Copy out all the lines where "misura" shows up.
>>>
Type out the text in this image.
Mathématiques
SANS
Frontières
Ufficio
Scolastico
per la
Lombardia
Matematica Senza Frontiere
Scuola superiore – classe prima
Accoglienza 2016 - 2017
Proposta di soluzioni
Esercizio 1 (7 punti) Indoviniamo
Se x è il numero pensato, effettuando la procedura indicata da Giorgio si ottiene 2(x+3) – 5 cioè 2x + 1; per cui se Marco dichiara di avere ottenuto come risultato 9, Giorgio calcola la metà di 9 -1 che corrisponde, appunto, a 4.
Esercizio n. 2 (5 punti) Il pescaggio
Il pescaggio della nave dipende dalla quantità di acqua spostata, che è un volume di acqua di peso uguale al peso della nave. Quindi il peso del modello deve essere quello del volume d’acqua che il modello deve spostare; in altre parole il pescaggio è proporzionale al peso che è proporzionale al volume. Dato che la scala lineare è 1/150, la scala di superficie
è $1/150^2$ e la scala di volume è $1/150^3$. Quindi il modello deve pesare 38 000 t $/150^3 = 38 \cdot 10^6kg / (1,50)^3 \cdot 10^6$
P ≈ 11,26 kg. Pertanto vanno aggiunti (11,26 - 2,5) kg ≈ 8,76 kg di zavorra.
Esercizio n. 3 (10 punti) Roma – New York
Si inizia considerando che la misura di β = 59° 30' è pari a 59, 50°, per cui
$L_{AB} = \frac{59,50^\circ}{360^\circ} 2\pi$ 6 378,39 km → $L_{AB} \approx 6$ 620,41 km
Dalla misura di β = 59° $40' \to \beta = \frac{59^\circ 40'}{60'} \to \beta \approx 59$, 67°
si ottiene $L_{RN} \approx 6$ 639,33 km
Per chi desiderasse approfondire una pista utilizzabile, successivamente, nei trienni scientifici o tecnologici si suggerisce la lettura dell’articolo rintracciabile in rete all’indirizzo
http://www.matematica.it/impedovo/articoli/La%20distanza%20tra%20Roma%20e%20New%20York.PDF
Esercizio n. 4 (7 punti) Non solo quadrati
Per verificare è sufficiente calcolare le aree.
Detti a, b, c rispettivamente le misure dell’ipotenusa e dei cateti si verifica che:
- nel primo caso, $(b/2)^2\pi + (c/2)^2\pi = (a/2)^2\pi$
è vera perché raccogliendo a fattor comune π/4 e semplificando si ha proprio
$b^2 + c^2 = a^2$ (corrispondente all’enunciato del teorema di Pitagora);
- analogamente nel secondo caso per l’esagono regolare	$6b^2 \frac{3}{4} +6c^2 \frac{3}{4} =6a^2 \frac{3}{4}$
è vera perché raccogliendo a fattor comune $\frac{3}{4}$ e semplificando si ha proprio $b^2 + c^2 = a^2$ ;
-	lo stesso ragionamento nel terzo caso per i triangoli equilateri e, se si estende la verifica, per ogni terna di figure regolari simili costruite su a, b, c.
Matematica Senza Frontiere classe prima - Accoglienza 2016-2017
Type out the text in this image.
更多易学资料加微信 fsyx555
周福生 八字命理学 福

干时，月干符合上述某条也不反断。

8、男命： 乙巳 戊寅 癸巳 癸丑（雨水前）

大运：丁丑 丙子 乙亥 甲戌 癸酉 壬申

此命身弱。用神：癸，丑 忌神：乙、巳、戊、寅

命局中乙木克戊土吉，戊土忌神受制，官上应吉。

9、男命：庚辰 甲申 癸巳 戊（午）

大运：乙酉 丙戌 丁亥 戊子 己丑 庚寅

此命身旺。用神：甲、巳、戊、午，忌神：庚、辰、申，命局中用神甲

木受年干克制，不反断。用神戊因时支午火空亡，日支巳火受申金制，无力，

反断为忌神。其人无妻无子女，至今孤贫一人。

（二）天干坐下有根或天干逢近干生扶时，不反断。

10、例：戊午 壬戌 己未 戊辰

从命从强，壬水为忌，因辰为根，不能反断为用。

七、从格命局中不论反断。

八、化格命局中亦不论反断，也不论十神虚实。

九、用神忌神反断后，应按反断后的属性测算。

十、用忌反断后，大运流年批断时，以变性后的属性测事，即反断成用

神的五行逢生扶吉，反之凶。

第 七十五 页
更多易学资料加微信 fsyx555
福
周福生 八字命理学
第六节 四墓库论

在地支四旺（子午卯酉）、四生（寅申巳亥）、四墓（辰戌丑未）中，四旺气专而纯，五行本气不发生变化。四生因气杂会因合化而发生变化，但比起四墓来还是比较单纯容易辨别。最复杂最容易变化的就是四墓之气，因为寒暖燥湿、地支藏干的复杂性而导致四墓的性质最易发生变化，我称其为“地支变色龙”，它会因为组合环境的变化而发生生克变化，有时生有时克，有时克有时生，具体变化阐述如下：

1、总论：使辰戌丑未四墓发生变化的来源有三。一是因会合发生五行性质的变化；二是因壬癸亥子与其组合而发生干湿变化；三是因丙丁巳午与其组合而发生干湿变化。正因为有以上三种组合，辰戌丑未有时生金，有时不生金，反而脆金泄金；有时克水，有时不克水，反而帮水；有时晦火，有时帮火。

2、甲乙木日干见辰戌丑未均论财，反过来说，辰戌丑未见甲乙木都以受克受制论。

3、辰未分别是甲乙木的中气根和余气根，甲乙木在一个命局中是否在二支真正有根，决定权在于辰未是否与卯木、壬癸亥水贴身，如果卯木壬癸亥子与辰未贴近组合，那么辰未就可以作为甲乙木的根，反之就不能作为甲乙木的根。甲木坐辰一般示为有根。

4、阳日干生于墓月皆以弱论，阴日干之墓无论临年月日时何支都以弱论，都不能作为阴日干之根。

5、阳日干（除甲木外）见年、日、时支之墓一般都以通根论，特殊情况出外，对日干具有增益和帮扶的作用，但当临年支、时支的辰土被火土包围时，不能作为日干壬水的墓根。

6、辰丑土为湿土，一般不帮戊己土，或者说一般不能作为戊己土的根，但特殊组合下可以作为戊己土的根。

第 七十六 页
<<<
■ SOLUTION TO THE EXERCISE:
Si inizia considerando che la misura di β = 59° 30' è pari a 59, 50°, per cui
Dalla misura di β = 59° $40' \to \beta = \frac{59^\circ 40'}{60'} \to \beta \approx 59$, 67°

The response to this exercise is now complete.